(Stored data entries)
====

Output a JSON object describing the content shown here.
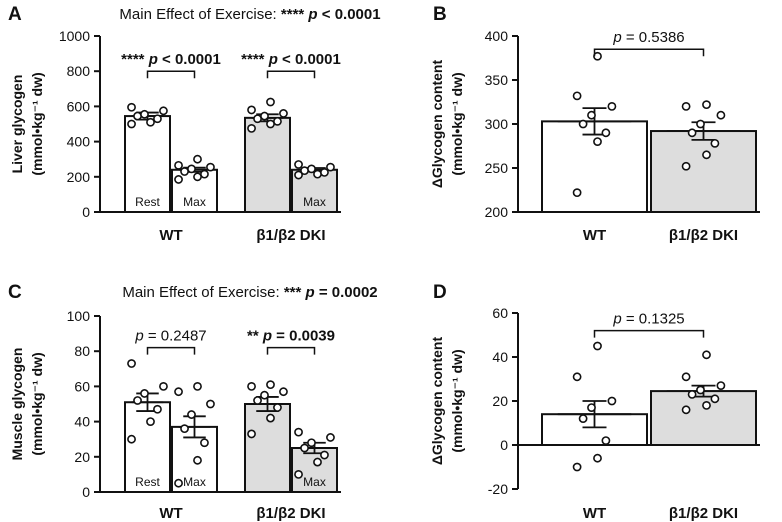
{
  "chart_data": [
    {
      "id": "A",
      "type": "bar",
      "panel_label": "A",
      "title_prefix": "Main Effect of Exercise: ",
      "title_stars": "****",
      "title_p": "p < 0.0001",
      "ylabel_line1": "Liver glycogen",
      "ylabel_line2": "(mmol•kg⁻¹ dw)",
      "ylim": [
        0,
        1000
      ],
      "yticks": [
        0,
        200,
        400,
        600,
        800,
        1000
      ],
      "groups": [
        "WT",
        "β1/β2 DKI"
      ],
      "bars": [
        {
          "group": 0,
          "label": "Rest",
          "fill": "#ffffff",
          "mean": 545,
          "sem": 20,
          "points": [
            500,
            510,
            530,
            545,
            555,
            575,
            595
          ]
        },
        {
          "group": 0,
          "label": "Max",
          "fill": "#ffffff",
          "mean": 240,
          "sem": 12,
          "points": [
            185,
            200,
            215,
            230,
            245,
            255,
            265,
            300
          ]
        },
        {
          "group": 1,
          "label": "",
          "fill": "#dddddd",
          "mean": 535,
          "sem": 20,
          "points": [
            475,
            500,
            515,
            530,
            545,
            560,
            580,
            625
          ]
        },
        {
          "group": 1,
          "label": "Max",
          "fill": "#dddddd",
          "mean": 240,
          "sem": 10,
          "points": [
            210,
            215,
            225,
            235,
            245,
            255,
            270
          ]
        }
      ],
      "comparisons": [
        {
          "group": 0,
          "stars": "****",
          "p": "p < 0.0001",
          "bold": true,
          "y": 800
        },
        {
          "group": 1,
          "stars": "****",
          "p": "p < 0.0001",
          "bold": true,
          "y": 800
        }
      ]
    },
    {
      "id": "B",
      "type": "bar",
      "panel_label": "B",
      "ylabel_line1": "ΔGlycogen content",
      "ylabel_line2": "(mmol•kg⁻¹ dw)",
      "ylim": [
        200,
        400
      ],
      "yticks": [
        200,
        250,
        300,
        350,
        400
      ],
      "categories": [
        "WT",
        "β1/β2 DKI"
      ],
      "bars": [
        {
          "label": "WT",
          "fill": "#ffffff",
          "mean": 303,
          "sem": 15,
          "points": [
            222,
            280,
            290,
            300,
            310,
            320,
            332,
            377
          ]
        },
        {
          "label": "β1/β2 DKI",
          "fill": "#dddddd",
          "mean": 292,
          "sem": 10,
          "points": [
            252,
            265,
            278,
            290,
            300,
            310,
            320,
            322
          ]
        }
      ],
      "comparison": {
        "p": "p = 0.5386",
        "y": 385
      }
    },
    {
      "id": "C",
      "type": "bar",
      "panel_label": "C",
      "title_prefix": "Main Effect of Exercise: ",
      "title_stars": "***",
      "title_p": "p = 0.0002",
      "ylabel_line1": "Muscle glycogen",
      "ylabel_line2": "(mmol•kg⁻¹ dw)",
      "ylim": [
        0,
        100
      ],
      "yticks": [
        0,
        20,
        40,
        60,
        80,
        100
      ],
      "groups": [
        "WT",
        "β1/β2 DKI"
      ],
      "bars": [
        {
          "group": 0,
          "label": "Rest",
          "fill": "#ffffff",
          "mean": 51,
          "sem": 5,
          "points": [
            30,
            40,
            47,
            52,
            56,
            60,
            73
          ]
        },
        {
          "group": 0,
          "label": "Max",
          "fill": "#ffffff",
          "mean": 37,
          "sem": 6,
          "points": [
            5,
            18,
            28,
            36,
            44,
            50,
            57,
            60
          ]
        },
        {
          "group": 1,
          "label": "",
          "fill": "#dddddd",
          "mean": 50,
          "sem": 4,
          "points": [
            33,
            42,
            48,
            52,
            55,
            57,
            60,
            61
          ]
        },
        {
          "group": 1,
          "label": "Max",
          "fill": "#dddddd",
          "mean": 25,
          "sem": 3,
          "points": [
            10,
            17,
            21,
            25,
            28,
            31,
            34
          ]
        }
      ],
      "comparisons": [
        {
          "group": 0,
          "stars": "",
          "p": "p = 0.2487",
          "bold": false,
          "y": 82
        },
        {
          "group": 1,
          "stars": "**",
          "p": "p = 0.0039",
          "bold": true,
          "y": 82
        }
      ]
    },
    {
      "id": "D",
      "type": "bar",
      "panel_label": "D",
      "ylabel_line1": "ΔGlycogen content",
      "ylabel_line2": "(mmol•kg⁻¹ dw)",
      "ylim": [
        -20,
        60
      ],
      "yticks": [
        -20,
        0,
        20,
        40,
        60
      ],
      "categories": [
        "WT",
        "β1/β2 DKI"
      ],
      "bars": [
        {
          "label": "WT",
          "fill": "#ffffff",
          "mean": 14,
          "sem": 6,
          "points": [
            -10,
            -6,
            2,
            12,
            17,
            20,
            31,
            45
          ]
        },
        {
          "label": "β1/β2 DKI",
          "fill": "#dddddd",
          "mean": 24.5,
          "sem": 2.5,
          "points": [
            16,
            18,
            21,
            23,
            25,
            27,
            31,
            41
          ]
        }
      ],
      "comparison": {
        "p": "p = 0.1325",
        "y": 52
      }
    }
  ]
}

====

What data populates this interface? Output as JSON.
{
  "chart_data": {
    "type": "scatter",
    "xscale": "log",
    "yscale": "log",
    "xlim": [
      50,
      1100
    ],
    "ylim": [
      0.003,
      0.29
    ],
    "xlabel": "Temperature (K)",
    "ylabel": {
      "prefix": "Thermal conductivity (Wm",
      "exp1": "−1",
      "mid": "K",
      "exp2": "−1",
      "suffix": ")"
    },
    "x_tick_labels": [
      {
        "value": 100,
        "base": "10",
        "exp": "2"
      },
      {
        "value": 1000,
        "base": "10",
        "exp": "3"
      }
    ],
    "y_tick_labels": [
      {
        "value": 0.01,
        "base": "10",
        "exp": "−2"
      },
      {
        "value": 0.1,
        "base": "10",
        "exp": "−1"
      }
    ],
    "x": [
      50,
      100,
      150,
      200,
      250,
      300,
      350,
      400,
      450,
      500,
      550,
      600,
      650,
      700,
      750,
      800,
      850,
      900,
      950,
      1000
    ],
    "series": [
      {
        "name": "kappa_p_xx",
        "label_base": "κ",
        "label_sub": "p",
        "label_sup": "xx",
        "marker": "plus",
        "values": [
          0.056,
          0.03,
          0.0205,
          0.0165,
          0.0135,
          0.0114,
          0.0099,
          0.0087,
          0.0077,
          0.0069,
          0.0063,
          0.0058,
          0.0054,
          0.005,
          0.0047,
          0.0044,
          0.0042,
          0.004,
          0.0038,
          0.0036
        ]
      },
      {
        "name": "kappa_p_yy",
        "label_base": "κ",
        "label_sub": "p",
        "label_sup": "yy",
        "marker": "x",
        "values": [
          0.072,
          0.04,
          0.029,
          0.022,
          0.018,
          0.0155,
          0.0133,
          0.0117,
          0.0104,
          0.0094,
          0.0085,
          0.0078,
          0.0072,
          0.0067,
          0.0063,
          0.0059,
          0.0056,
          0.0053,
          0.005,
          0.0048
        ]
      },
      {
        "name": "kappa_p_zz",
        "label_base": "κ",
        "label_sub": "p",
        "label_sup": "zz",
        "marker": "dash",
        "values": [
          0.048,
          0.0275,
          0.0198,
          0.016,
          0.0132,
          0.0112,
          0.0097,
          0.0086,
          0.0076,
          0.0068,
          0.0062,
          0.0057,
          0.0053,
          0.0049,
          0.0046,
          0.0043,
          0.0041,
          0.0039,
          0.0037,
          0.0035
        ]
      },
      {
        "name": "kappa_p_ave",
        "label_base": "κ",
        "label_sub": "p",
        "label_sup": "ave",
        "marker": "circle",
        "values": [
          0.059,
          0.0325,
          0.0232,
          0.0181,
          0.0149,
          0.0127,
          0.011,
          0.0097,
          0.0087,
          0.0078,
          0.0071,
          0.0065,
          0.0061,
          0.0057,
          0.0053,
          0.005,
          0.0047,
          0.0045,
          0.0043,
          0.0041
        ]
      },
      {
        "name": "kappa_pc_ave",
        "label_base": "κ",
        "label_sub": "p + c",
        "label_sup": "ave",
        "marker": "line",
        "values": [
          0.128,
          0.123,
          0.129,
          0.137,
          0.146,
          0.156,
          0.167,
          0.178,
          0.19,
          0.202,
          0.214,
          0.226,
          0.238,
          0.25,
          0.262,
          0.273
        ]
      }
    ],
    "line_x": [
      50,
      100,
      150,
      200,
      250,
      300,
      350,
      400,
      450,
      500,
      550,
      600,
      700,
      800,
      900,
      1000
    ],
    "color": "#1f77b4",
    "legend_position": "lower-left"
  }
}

====

*PROBLEM STATEMENT*
Copy out every line from the material above in which the word "JSON" appears.

*THE ANSWER*
Output a JSON object describing the content shown here.
What data populates this interface? Output as JSON.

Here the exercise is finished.